- _Information given_

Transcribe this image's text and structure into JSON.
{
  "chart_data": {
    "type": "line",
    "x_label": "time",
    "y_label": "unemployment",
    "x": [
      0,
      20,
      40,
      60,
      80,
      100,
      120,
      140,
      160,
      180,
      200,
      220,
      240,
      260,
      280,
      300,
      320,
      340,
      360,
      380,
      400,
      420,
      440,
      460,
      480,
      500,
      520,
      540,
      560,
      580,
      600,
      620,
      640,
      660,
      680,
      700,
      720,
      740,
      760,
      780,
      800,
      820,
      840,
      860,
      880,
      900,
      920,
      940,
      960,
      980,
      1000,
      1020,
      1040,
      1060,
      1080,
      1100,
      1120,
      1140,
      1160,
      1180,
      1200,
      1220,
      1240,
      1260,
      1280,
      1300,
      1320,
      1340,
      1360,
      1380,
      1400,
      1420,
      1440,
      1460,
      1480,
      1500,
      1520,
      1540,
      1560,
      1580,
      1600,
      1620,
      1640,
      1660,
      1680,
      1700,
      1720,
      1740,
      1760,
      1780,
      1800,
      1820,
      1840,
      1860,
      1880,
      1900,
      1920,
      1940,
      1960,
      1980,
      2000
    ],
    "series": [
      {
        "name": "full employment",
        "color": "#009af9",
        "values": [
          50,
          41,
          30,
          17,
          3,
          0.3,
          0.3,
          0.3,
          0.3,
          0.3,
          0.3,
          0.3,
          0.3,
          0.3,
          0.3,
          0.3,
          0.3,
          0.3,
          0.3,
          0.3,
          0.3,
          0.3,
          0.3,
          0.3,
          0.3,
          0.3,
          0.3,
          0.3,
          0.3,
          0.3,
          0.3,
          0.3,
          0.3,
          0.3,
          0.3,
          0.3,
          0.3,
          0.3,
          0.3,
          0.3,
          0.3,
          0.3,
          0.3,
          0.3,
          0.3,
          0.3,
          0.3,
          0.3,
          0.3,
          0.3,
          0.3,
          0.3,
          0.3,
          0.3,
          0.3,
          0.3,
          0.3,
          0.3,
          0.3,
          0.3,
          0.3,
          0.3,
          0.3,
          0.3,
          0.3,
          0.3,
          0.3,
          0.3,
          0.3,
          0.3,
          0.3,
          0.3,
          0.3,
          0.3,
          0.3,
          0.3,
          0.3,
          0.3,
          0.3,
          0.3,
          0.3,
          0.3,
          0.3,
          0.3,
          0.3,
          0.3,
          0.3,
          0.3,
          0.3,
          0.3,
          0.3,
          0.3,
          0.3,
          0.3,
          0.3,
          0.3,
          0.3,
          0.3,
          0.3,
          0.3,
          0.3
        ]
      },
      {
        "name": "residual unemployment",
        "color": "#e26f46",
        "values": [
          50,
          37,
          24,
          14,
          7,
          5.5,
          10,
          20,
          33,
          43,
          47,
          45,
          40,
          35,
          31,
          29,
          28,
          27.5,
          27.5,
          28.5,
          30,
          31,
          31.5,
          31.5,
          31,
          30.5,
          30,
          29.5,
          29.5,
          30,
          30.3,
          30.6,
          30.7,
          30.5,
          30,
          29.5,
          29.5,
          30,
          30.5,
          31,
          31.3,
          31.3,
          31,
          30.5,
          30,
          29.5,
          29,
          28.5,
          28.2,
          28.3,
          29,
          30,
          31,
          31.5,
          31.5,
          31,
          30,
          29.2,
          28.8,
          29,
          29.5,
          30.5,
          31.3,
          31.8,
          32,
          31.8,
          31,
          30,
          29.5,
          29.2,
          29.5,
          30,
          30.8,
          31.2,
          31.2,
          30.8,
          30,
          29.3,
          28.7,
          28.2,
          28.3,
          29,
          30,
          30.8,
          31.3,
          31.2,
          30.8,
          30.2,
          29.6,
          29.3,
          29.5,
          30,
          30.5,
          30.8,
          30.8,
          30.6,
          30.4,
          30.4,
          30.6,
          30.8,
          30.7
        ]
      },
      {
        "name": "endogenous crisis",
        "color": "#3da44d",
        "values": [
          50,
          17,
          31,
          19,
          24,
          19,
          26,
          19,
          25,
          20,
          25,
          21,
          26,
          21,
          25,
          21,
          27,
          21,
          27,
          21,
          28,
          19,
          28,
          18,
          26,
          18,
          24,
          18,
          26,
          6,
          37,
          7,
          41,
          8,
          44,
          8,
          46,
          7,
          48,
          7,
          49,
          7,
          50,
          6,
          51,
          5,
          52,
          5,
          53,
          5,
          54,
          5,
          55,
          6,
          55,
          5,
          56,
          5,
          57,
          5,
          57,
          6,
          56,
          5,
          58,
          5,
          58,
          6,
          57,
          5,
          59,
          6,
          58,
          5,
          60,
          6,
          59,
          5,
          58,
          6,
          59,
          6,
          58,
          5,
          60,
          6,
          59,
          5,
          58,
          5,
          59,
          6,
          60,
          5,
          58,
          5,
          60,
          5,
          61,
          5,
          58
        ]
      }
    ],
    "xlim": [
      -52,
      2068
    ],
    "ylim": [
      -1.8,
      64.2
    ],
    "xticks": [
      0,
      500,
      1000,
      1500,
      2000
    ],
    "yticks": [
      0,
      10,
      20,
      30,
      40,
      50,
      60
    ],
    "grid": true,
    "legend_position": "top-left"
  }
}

- _Written instruction_
Exactly as written, please output every entry.

- _Reply to the exercise_
Transcribe this image's text and structure into JSON.
{
  "chart_data": {
    "type": "line",
    "x_label": "time",
    "y_label": "unemployment",
    "x": [
      0,
      20,
      40,
      60,
      80,
      100,
      120,
      140,
      160,
      180,
      200,
      220,
      240,
      260,
      280,
      300,
      320,
      340,
      360,
      380,
      400,
      420,
      440,
      460,
      480,
      500,
      520,
      540,
      560,
      580,
      600,
      620,
      640,
      660,
      680,
      700,
      720,
      740,
      760,
      780,
      800,
      820,
      840,
      860,
      880,
      900,
      920,
      940,
      960,
      980,
      1000,
      1020,
      1040,
      1060,
      1080,
      1100,
      1120,
      1140,
      1160,
      1180,
      1200,
      1220,
      1240,
      1260,
      1280,
      1300,
      1320,
      1340,
      1360,
      1380,
      1400,
      1420,
      1440,
      1460,
      1480,
      1500,
      1520,
      1540,
      1560,
      1580,
      1600,
      1620,
      1640,
      1660,
      1680,
      1700,
      1720,
      1740,
      1760,
      1780,
      1800,
      1820,
      1840,
      1860,
      1880,
      1900,
      1920,
      1940,
      1960,
      1980,
      2000
    ],
    "series": [
      {
        "name": "full employment",
        "color": "#009af9",
        "values": [
          50,
          41,
          30,
          17,
          3,
          0.3,
          0.3,
          0.3,
          0.3,
          0.3,
          0.3,
          0.3,
          0.3,
          0.3,
          0.3,
          0.3,
          0.3,
          0.3,
          0.3,
          0.3,
          0.3,
          0.3,
          0.3,
          0.3,
          0.3,
          0.3,
          0.3,
          0.3,
          0.3,
          0.3,
          0.3,
          0.3,
          0.3,
          0.3,
          0.3,
          0.3,
          0.3,
          0.3,
          0.3,
          0.3,
          0.3,
          0.3,
          0.3,
          0.3,
          0.3,
          0.3,
          0.3,
          0.3,
          0.3,
          0.3,
          0.3,
          0.3,
          0.3,
          0.3,
          0.3,
          0.3,
          0.3,
          0.3,
          0.3,
          0.3,
          0.3,
          0.3,
          0.3,
          0.3,
          0.3,
          0.3,
          0.3,
          0.3,
          0.3,
          0.3,
          0.3,
          0.3,
          0.3,
          0.3,
          0.3,
          0.3,
          0.3,
          0.3,
          0.3,
          0.3,
          0.3,
          0.3,
          0.3,
          0.3,
          0.3,
          0.3,
          0.3,
          0.3,
          0.3,
          0.3,
          0.3,
          0.3,
          0.3,
          0.3,
          0.3,
          0.3,
          0.3,
          0.3,
          0.3,
          0.3,
          0.3
        ]
      },
      {
        "name": "residual unemployment",
        "color": "#e26f46",
        "values": [
          50,
          37,
          24,
          14,
          7,
          5.5,
          10,
          20,
          33,
          43,
          47,
          45,
          40,
          35,
          31,
          29,
          28,
          27.5,
          27.5,
          28.5,
          30,
          31,
          31.5,
          31.5,
          31,
          30.5,
          30,
          29.5,
          29.5,
          30,
          30.3,
          30.6,
          30.7,
          30.5,
          30,
          29.5,
          29.5,
          30,
          30.5,
          31,
          31.3,
          31.3,
          31,
          30.5,
          30,
          29.5,
          29,
          28.5,
          28.2,
          28.3,
          29,
          30,
          31,
          31.5,
          31.5,
          31,
          30,
          29.2,
          28.8,
          29,
          29.5,
          30.5,
          31.3,
          31.8,
          32,
          31.8,
          31,
          30,
          29.5,
          29.2,
          29.5,
          30,
          30.8,
          31.2,
          31.2,
          30.8,
          30,
          29.3,
          28.7,
          28.2,
          28.3,
          29,
          30,
          30.8,
          31.3,
          31.2,
          30.8,
          30.2,
          29.6,
          29.3,
          29.5,
          30,
          30.5,
          30.8,
          30.8,
          30.6,
          30.4,
          30.4,
          30.6,
          30.8,
          30.7
        ]
      },
      {
        "name": "endogenous crisis",
        "color": "#3da44d",
        "values": [
          50,
          17,
          31,
          19,
          24,
          19,
          26,
          19,
          25,
          20,
          25,
          21,
          26,
          21,
          25,
          21,
          27,
          21,
          27,
          21,
          28,
          19,
          28,
          18,
          26,
          18,
          24,
          18,
          26,
          6,
          37,
          7,
          41,
          8,
          44,
          8,
          46,
          7,
          48,
          7,
          49,
          7,
          50,
          6,
          51,
          5,
          52,
          5,
          53,
          5,
          54,
          5,
          55,
          6,
          55,
          5,
          56,
          5,
          57,
          5,
          57,
          6,
          56,
          5,
          58,
          5,
          58,
          6,
          57,
          5,
          59,
          6,
          58,
          5,
          60,
          6,
          59,
          5,
          58,
          6,
          59,
          6,
          58,
          5,
          60,
          6,
          59,
          5,
          58,
          5,
          59,
          6,
          60,
          5,
          58,
          5,
          60,
          5,
          61,
          5,
          58
        ]
      }
    ],
    "xlim": [
      -52,
      2068
    ],
    "ylim": [
      -1.8,
      64.2
    ],
    "xticks": [
      0,
      500,
      1000,
      1500,
      2000
    ],
    "yticks": [
      0,
      10,
      20,
      30,
      40,
      50,
      60
    ],
    "grid": true,
    "legend_position": "top-left"
  }
}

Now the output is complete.